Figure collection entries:
• • •
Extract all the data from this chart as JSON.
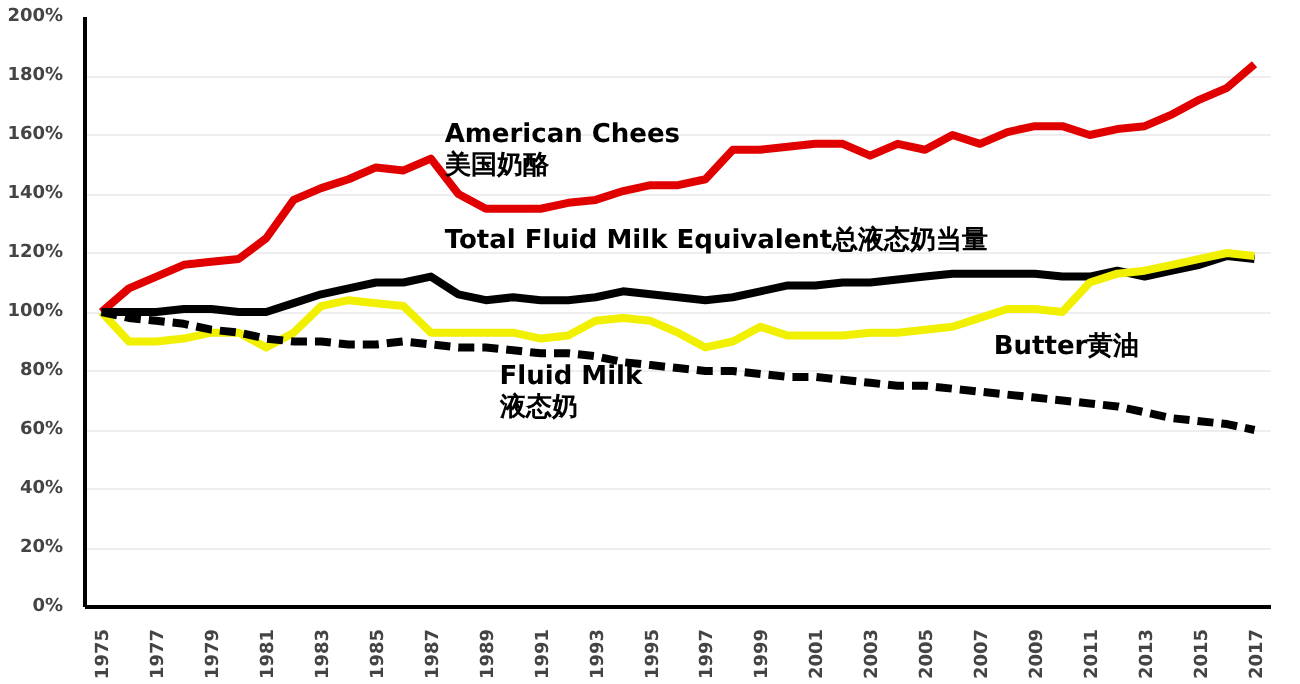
{
  "chart_data": {
    "type": "line",
    "categories": [
      "1975",
      null,
      "1977",
      null,
      "1979",
      null,
      "1981",
      null,
      "1983",
      null,
      "1985",
      null,
      "1987",
      null,
      "1989",
      null,
      "1991",
      null,
      "1993",
      null,
      "1995",
      null,
      "1997",
      null,
      "1999",
      null,
      "2001",
      null,
      "2003",
      null,
      "2005",
      null,
      "2007",
      null,
      "2009",
      null,
      "2011",
      null,
      "2013",
      null,
      "2015",
      null,
      "2017"
    ],
    "ylim": [
      0,
      200
    ],
    "yticks": [
      {
        "value": 0,
        "label": "0%"
      },
      {
        "value": 20,
        "label": "20%"
      },
      {
        "value": 40,
        "label": "40%"
      },
      {
        "value": 60,
        "label": "60%"
      },
      {
        "value": 80,
        "label": "80%"
      },
      {
        "value": 100,
        "label": "100%"
      },
      {
        "value": 120,
        "label": "120%"
      },
      {
        "value": 140,
        "label": "140%"
      },
      {
        "value": 160,
        "label": "160%"
      },
      {
        "value": 180,
        "label": "180%"
      },
      {
        "value": 200,
        "label": "200%"
      }
    ],
    "grid": "y",
    "marker": "none",
    "series": [
      {
        "name": "American Chees\n美国奶酪",
        "color": "#e00000",
        "line_style": "solid",
        "values": [
          100,
          108,
          112,
          116,
          117,
          118,
          125,
          138,
          142,
          145,
          149,
          148,
          152,
          140,
          135,
          135,
          135,
          137,
          138,
          141,
          143,
          143,
          145,
          155,
          155,
          156,
          157,
          157,
          153,
          157,
          155,
          160,
          157,
          161,
          163,
          163,
          160,
          162,
          163,
          167,
          172,
          176,
          184
        ]
      },
      {
        "name": "Total Fluid Milk Equivalent总液态奶当量",
        "color": "#000000",
        "line_style": "solid",
        "values": [
          100,
          100,
          100,
          101,
          101,
          100,
          100,
          103,
          106,
          108,
          110,
          110,
          112,
          106,
          104,
          105,
          104,
          104,
          105,
          107,
          106,
          105,
          104,
          105,
          107,
          109,
          109,
          110,
          110,
          111,
          112,
          113,
          113,
          113,
          113,
          112,
          112,
          114,
          112,
          114,
          116,
          119,
          118
        ]
      },
      {
        "name": "Butter黄油",
        "color": "#f0f000",
        "line_style": "solid",
        "values": [
          100,
          90,
          90,
          91,
          93,
          93,
          88,
          93,
          102,
          104,
          103,
          102,
          93,
          93,
          93,
          93,
          91,
          92,
          97,
          98,
          97,
          93,
          88,
          90,
          95,
          92,
          92,
          92,
          93,
          93,
          94,
          95,
          98,
          101,
          101,
          100,
          110,
          113,
          114,
          116,
          118,
          120,
          119
        ]
      },
      {
        "name": "Fluid Milk\n液态奶",
        "color": "#000000",
        "line_style": "dashed",
        "values": [
          100,
          98,
          97,
          96,
          94,
          93,
          91,
          90,
          90,
          89,
          89,
          90,
          89,
          88,
          88,
          87,
          86,
          86,
          85,
          83,
          82,
          81,
          80,
          80,
          79,
          78,
          78,
          77,
          76,
          75,
          75,
          74,
          73,
          72,
          71,
          70,
          69,
          68,
          66,
          64,
          63,
          62,
          60
        ]
      }
    ]
  }
}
• • •
▶ **GIVEN REQUEST**
The records above are to be restated exactly, without their pictures.

▶ **OUTPUT OF THE TASK**
Extract all the data from this chart as JSON.
{
  "chart_data": {
    "type": "line",
    "categories": [
      "1975",
      null,
      "1977",
      null,
      "1979",
      null,
      "1981",
      null,
      "1983",
      null,
      "1985",
      null,
      "1987",
      null,
      "1989",
      null,
      "1991",
      null,
      "1993",
      null,
      "1995",
      null,
      "1997",
      null,
      "1999",
      null,
      "2001",
      null,
      "2003",
      null,
      "2005",
      null,
      "2007",
      null,
      "2009",
      null,
      "2011",
      null,
      "2013",
      null,
      "2015",
      null,
      "2017"
    ],
    "ylim": [
      0,
      200
    ],
    "yticks": [
      {
        "value": 0,
        "label": "0%"
      },
      {
        "value": 20,
        "label": "20%"
      },
      {
        "value": 40,
        "label": "40%"
      },
      {
        "value": 60,
        "label": "60%"
      },
      {
        "value": 80,
        "label": "80%"
      },
      {
        "value": 100,
        "label": "100%"
      },
      {
        "value": 120,
        "label": "120%"
      },
      {
        "value": 140,
        "label": "140%"
      },
      {
        "value": 160,
        "label": "160%"
      },
      {
        "value": 180,
        "label": "180%"
      },
      {
        "value": 200,
        "label": "200%"
      }
    ],
    "grid": "y",
    "marker": "none",
    "series": [
      {
        "name": "American Chees\n美国奶酪",
        "color": "#e00000",
        "line_style": "solid",
        "values": [
          100,
          108,
          112,
          116,
          117,
          118,
          125,
          138,
          142,
          145,
          149,
          148,
          152,
          140,
          135,
          135,
          135,
          137,
          138,
          141,
          143,
          143,
          145,
          155,
          155,
          156,
          157,
          157,
          153,
          157,
          155,
          160,
          157,
          161,
          163,
          163,
          160,
          162,
          163,
          167,
          172,
          176,
          184
        ]
      },
      {
        "name": "Total Fluid Milk Equivalent总液态奶当量",
        "color": "#000000",
        "line_style": "solid",
        "values": [
          100,
          100,
          100,
          101,
          101,
          100,
          100,
          103,
          106,
          108,
          110,
          110,
          112,
          106,
          104,
          105,
          104,
          104,
          105,
          107,
          106,
          105,
          104,
          105,
          107,
          109,
          109,
          110,
          110,
          111,
          112,
          113,
          113,
          113,
          113,
          112,
          112,
          114,
          112,
          114,
          116,
          119,
          118
        ]
      },
      {
        "name": "Butter黄油",
        "color": "#f0f000",
        "line_style": "solid",
        "values": [
          100,
          90,
          90,
          91,
          93,
          93,
          88,
          93,
          102,
          104,
          103,
          102,
          93,
          93,
          93,
          93,
          91,
          92,
          97,
          98,
          97,
          93,
          88,
          90,
          95,
          92,
          92,
          92,
          93,
          93,
          94,
          95,
          98,
          101,
          101,
          100,
          110,
          113,
          114,
          116,
          118,
          120,
          119
        ]
      },
      {
        "name": "Fluid Milk\n液态奶",
        "color": "#000000",
        "line_style": "dashed",
        "values": [
          100,
          98,
          97,
          96,
          94,
          93,
          91,
          90,
          90,
          89,
          89,
          90,
          89,
          88,
          88,
          87,
          86,
          86,
          85,
          83,
          82,
          81,
          80,
          80,
          79,
          78,
          78,
          77,
          76,
          75,
          75,
          74,
          73,
          72,
          71,
          70,
          69,
          68,
          66,
          64,
          63,
          62,
          60
        ]
      }
    ]
  }
}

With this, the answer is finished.